#### [Brief]
Update the records below by changing every "crystal" to "grain" and keeping all other text as it is. Omit the pictures from your answer.

(Spatial layout entries)
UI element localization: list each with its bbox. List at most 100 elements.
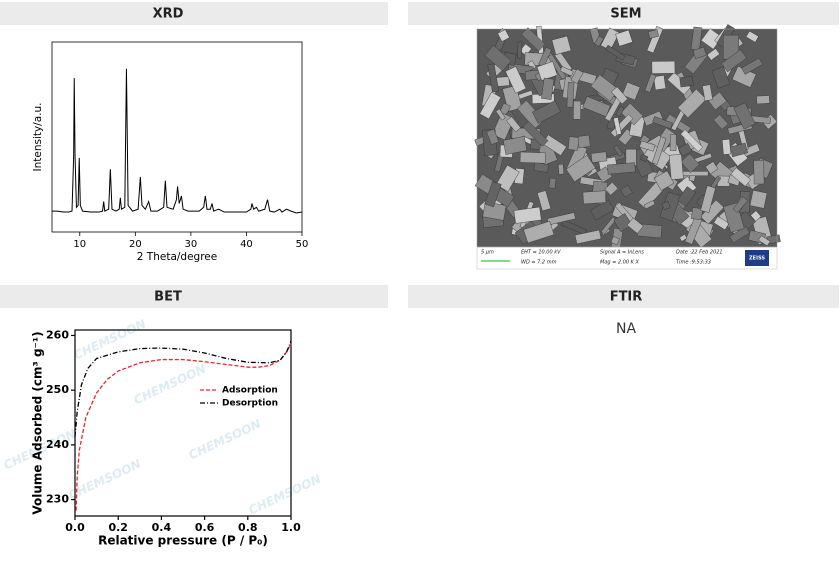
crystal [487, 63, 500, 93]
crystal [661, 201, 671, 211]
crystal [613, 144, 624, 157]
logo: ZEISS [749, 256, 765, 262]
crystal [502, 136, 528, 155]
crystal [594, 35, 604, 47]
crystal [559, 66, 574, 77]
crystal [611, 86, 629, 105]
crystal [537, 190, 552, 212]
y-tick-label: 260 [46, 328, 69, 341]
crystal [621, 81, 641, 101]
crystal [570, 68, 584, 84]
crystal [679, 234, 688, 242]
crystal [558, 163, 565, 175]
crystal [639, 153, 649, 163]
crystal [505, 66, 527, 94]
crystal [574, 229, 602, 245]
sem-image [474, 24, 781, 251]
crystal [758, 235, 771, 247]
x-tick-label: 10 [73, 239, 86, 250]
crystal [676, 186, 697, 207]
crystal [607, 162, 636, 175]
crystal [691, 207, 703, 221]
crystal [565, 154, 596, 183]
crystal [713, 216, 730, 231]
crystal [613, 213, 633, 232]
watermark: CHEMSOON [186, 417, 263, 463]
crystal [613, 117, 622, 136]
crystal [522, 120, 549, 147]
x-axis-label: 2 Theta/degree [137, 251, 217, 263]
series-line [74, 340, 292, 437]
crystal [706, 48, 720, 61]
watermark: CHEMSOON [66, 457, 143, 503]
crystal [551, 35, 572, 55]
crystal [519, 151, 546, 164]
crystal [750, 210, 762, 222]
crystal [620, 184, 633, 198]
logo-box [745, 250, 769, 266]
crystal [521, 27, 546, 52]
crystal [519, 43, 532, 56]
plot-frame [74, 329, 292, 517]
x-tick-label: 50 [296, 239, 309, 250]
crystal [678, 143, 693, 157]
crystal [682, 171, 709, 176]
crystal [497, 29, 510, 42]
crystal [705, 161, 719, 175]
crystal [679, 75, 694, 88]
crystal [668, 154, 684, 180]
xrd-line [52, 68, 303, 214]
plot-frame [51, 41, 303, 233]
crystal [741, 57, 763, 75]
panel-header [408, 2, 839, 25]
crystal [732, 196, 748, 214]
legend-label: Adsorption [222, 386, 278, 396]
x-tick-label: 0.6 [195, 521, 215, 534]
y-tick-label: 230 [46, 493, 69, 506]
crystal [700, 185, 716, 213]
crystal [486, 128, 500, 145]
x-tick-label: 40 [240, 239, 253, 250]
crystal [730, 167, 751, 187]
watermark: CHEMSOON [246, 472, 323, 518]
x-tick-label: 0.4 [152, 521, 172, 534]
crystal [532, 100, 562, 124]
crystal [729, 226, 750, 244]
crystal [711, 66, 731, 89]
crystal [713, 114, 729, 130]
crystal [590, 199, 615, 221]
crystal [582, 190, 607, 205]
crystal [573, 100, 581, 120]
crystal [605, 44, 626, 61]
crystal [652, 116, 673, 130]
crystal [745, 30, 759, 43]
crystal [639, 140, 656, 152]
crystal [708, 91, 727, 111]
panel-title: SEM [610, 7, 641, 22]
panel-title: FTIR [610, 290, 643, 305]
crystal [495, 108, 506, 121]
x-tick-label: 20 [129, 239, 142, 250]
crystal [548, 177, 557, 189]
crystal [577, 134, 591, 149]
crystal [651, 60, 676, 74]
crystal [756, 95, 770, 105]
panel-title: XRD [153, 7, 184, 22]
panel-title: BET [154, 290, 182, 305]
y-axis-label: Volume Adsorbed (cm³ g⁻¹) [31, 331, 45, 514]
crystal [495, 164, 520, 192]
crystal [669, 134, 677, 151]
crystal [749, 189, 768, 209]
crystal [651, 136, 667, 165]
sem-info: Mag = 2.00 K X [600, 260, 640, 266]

#### [Full response]
UI element localization: list each with its bbox. List at most 100 elements.
grain [487, 63, 500, 93]
grain [661, 201, 671, 211]
grain [613, 144, 624, 157]
logo: ZEISS [749, 256, 765, 262]
grain [502, 136, 528, 155]
grain [594, 35, 604, 47]
grain [559, 66, 574, 77]
grain [611, 86, 629, 105]
grain [537, 190, 552, 212]
y-tick-label: 260 [46, 328, 69, 341]
grain [621, 81, 641, 101]
grain [570, 68, 584, 84]
grain [679, 234, 688, 242]
grain [558, 163, 565, 175]
grain [639, 153, 649, 163]
grain [505, 66, 527, 94]
grain [574, 229, 602, 245]
sem-image [474, 24, 781, 251]
grain [758, 235, 771, 247]
x-tick-label: 10 [73, 239, 86, 250]
grain [676, 186, 697, 207]
grain [607, 162, 636, 175]
grain [691, 207, 703, 221]
grain [565, 154, 596, 183]
grain [713, 216, 730, 231]
grain [613, 213, 633, 232]
watermark: CHEMSOON [186, 417, 263, 463]
grain [613, 117, 622, 136]
grain [522, 120, 549, 147]
x-axis-label: 2 Theta/degree [137, 251, 217, 263]
series-line [74, 340, 292, 437]
grain [706, 48, 720, 61]
watermark: CHEMSOON [66, 457, 143, 503]
grain [551, 35, 572, 55]
grain [519, 151, 546, 164]
grain [750, 210, 762, 222]
grain [620, 184, 633, 198]
logo-box [745, 250, 769, 266]
grain [521, 27, 546, 52]
grain [519, 43, 532, 56]
plot-frame [74, 329, 292, 517]
x-tick-label: 50 [296, 239, 309, 250]
grain [678, 143, 693, 157]
grain [682, 171, 709, 176]
grain [497, 29, 510, 42]
grain [705, 161, 719, 175]
grain [679, 75, 694, 88]
grain [668, 154, 684, 180]
xrd-line [52, 68, 303, 214]
plot-frame [51, 41, 303, 233]
grain [741, 57, 763, 75]
panel-header [408, 2, 839, 25]
grain [732, 196, 748, 214]
legend-label: Adsorption [222, 386, 278, 396]
x-tick-label: 0.6 [195, 521, 215, 534]
y-tick-label: 230 [46, 493, 69, 506]
grain [700, 185, 716, 213]
grain [486, 128, 500, 145]
x-tick-label: 40 [240, 239, 253, 250]
grain [730, 167, 751, 187]
watermark: CHEMSOON [246, 472, 323, 518]
x-tick-label: 0.4 [152, 521, 172, 534]
grain [532, 100, 562, 124]
grain [729, 226, 750, 244]
grain [711, 66, 731, 89]
grain [713, 114, 729, 130]
grain [590, 199, 615, 221]
grain [582, 190, 607, 205]
grain [573, 100, 581, 120]
grain [605, 44, 626, 61]
grain [652, 116, 673, 130]
grain [745, 30, 759, 43]
grain [639, 140, 656, 152]
grain [708, 91, 727, 111]
panel-title: SEM [610, 7, 641, 22]
panel-title: FTIR [610, 290, 643, 305]
grain [495, 108, 506, 121]
x-tick-label: 20 [129, 239, 142, 250]
grain [548, 177, 557, 189]
grain [577, 134, 591, 149]
grain [651, 60, 676, 74]
grain [756, 95, 770, 105]
panel-title: XRD [153, 7, 184, 22]
panel-title: BET [154, 290, 182, 305]
y-axis-label: Volume Adsorbed (cm³ g⁻¹) [31, 331, 45, 514]
grain [495, 164, 520, 192]
grain [669, 134, 677, 151]
grain [749, 189, 768, 209]
grain [651, 136, 667, 165]
sem-info: Mag = 2.00 K X [600, 260, 640, 266]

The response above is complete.